### REQUIRED TASK
Take the listing and print it in full, exactly as given.

### DATA RECORDS
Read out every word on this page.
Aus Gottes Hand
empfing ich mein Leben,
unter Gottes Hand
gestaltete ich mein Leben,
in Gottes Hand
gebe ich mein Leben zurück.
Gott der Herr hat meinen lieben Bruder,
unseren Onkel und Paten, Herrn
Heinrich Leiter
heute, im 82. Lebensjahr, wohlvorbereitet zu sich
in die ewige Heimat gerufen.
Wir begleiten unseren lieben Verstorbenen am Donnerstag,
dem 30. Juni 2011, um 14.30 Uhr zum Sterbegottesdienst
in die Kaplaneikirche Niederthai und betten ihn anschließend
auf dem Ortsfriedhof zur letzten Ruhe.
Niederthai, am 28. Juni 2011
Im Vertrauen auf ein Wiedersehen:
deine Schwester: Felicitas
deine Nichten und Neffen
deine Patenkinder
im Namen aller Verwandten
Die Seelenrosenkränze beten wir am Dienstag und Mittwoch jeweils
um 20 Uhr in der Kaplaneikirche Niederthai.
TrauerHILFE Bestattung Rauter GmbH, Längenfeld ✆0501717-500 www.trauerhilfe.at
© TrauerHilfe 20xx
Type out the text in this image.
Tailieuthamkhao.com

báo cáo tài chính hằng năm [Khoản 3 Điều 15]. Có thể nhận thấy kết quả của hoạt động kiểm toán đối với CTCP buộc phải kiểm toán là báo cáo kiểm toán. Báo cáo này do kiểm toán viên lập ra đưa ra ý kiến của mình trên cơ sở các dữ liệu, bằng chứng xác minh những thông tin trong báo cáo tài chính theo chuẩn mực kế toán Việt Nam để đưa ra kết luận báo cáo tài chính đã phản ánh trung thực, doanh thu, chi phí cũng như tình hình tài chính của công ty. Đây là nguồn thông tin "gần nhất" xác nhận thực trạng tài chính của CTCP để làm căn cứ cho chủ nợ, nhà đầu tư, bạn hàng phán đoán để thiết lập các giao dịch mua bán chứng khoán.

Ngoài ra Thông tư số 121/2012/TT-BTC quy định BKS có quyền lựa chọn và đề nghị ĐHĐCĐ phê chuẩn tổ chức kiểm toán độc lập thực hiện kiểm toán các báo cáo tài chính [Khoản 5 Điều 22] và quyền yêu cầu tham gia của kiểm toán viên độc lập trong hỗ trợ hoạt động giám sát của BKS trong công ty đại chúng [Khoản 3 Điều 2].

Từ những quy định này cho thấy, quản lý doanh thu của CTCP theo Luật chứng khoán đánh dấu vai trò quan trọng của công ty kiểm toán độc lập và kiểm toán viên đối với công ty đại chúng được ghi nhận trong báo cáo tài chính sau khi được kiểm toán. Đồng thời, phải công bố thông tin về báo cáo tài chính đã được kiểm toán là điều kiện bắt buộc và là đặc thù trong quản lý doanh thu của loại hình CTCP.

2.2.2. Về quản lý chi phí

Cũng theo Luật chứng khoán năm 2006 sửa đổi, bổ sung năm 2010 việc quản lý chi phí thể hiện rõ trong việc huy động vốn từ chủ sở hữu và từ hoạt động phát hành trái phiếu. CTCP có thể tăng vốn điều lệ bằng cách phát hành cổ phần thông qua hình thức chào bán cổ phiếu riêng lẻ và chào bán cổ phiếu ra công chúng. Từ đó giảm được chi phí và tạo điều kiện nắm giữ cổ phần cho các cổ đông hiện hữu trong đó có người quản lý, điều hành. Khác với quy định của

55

### CORRECT ANSWER
Read out every word on this page.
Aus Gottes Hand
empfing ich mein Leben,
unter Gottes Hand
gestaltete ich mein Leben,
in Gottes Hand
gebe ich mein Leben zurück.
Gott der Herr hat meinen lieben Bruder,
unseren Onkel und Paten, Herrn
Heinrich Leiter
heute, im 82. Lebensjahr, wohlvorbereitet zu sich
in die ewige Heimat gerufen.
Wir begleiten unseren lieben Verstorbenen am Donnerstag,
dem 30. Juni 2011, um 14.30 Uhr zum Sterbegottesdienst
in die Kaplaneikirche Niederthai und betten ihn anschließend
auf dem Ortsfriedhof zur letzten Ruhe.
Niederthai, am 28. Juni 2011
Im Vertrauen auf ein Wiedersehen:
deine Schwester: Felicitas
deine Nichten und Neffen
deine Patenkinder
im Namen aller Verwandten
Die Seelenrosenkränze beten wir am Dienstag und Mittwoch jeweils
um 20 Uhr in der Kaplaneikirche Niederthai.
TrauerHILFE Bestattung Rauter GmbH, Längenfeld ✆0501717-500 www.trauerhilfe.at
© TrauerHilfe 20xx
Type out the text in this image.
Tailieuthamkhao.com

báo cáo tài chính hằng năm [Khoản 3 Điều 15]. Có thể nhận thấy kết quả của hoạt động kiểm toán đối với CTCP buộc phải kiểm toán là báo cáo kiểm toán. Báo cáo này do kiểm toán viên lập ra đưa ra ý kiến của mình trên cơ sở các dữ liệu, bằng chứng xác minh những thông tin trong báo cáo tài chính theo chuẩn mực kế toán Việt Nam để đưa ra kết luận báo cáo tài chính đã phản ánh trung thực, doanh thu, chi phí cũng như tình hình tài chính của công ty. Đây là nguồn thông tin "gần nhất" xác nhận thực trạng tài chính của CTCP để làm căn cứ cho chủ nợ, nhà đầu tư, bạn hàng phán đoán để thiết lập các giao dịch mua bán chứng khoán.

Ngoài ra Thông tư số 121/2012/TT-BTC quy định BKS có quyền lựa chọn và đề nghị ĐHĐCĐ phê chuẩn tổ chức kiểm toán độc lập thực hiện kiểm toán các báo cáo tài chính [Khoản 5 Điều 22] và quyền yêu cầu tham gia của kiểm toán viên độc lập trong hỗ trợ hoạt động giám sát của BKS trong công ty đại chúng [Khoản 3 Điều 2].

Từ những quy định này cho thấy, quản lý doanh thu của CTCP theo Luật chứng khoán đánh dấu vai trò quan trọng của công ty kiểm toán độc lập và kiểm toán viên đối với công ty đại chúng được ghi nhận trong báo cáo tài chính sau khi được kiểm toán. Đồng thời, phải công bố thông tin về báo cáo tài chính đã được kiểm toán là điều kiện bắt buộc và là đặc thù trong quản lý doanh thu của loại hình CTCP.

2.2.2. Về quản lý chi phí

Cũng theo Luật chứng khoán năm 2006 sửa đổi, bổ sung năm 2010 việc quản lý chi phí thể hiện rõ trong việc huy động vốn từ chủ sở hữu và từ hoạt động phát hành trái phiếu. CTCP có thể tăng vốn điều lệ bằng cách phát hành cổ phần thông qua hình thức chào bán cổ phiếu riêng lẻ và chào bán cổ phiếu ra công chúng. Từ đó giảm được chi phí và tạo điều kiện nắm giữ cổ phần cho các cổ đông hiện hữu trong đó có người quản lý, điều hành. Khác với quy định của

55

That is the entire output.